++++ Input rows
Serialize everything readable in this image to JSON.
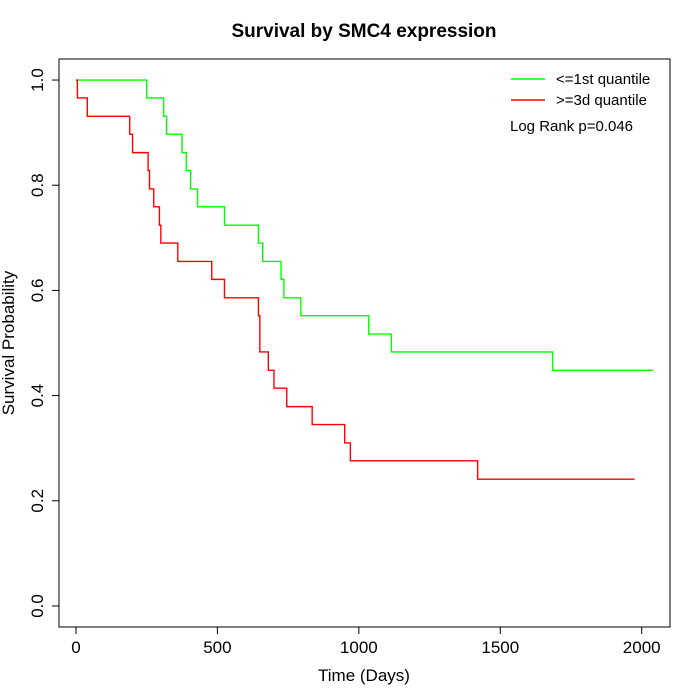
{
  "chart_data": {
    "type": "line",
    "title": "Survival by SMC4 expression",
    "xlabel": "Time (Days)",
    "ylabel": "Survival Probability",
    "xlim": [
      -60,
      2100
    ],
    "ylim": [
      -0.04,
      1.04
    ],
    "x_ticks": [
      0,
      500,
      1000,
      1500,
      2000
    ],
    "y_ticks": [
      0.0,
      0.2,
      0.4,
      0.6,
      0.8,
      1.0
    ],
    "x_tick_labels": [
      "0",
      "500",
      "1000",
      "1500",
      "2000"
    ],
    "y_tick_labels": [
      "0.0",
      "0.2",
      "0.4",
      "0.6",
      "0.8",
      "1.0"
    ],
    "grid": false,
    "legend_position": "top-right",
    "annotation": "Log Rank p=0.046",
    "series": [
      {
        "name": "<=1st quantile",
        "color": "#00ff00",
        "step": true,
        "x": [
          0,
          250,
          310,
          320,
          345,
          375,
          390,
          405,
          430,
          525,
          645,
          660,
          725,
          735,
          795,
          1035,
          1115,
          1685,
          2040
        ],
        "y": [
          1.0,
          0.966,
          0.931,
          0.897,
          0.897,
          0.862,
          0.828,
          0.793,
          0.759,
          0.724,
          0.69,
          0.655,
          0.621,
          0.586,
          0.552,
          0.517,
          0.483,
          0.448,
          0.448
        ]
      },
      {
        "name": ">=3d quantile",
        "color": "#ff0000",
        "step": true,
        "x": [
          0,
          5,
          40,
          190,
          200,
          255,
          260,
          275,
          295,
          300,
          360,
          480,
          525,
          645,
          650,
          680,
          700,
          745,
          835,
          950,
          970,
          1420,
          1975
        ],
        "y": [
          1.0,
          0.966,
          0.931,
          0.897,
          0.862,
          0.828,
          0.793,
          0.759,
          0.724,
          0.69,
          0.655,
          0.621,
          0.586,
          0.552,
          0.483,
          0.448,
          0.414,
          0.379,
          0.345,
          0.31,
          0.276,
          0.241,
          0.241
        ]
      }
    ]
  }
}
++++++++
++++ Input rows
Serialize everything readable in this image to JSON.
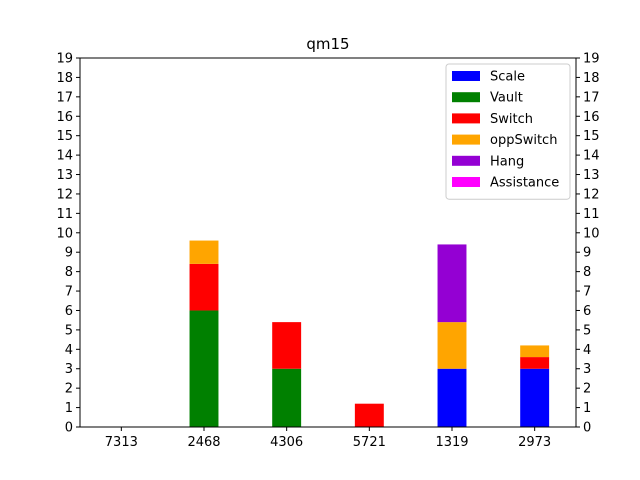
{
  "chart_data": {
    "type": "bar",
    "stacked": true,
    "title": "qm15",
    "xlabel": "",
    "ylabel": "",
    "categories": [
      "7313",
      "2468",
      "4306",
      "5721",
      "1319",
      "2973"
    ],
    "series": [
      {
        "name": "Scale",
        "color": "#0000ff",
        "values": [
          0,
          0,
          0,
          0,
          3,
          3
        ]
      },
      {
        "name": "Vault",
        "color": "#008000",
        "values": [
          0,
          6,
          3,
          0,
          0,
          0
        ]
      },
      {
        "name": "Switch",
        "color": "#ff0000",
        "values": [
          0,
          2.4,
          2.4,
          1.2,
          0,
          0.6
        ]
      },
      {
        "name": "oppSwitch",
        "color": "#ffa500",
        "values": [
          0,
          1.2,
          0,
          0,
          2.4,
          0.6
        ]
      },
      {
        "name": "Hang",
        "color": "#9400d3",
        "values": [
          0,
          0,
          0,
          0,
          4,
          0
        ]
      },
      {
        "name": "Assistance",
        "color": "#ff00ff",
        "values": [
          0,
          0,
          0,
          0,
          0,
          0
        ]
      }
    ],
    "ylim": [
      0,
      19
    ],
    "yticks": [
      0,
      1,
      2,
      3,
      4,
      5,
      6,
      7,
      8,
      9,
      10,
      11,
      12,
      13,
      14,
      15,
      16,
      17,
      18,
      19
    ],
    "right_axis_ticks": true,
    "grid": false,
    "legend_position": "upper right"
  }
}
++++++++
++++ Input rows
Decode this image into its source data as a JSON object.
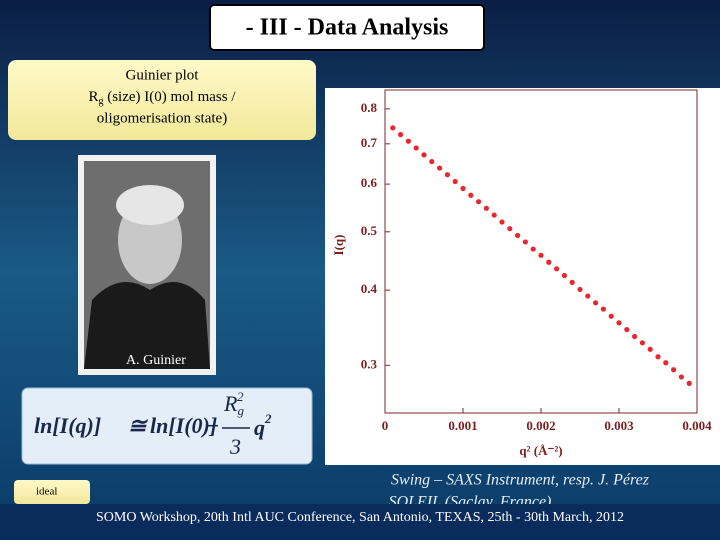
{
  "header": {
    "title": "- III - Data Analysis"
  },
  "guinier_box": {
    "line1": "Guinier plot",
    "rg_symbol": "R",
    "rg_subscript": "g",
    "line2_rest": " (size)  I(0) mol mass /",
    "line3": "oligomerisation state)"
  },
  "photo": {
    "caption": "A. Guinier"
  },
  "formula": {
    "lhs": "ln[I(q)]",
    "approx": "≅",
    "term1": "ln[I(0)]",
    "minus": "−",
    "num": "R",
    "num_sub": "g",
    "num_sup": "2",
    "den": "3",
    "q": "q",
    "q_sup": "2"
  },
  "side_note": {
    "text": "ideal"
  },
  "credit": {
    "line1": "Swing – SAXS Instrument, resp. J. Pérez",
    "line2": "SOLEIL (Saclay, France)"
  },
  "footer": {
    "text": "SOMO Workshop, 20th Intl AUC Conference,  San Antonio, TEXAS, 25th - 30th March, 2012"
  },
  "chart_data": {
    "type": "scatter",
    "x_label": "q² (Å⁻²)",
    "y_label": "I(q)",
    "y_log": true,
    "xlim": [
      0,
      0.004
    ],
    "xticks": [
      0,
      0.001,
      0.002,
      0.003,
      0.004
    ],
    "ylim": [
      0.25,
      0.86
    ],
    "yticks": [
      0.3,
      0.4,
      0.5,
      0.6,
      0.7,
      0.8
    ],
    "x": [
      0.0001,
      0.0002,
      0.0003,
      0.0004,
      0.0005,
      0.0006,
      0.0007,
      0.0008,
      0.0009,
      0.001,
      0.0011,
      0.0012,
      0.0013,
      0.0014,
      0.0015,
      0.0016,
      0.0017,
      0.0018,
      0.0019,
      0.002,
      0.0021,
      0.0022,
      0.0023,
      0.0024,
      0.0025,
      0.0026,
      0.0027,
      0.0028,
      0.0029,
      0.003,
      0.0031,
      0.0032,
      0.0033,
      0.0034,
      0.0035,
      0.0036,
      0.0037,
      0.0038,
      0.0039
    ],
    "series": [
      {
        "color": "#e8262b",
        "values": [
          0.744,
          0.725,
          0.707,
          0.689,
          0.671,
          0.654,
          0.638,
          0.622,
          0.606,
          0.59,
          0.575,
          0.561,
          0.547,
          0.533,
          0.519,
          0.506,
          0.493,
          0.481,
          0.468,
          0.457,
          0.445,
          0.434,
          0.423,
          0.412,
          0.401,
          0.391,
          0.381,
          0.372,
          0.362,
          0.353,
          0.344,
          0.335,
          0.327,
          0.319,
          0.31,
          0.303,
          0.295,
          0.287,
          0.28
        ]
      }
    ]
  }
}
++++++++
Problem requirements →
Filter the entries and copy out every line with the word "ylabel".

Response for this exercise →
    "ylabel": "Survival Probability",
    "ylabel": "",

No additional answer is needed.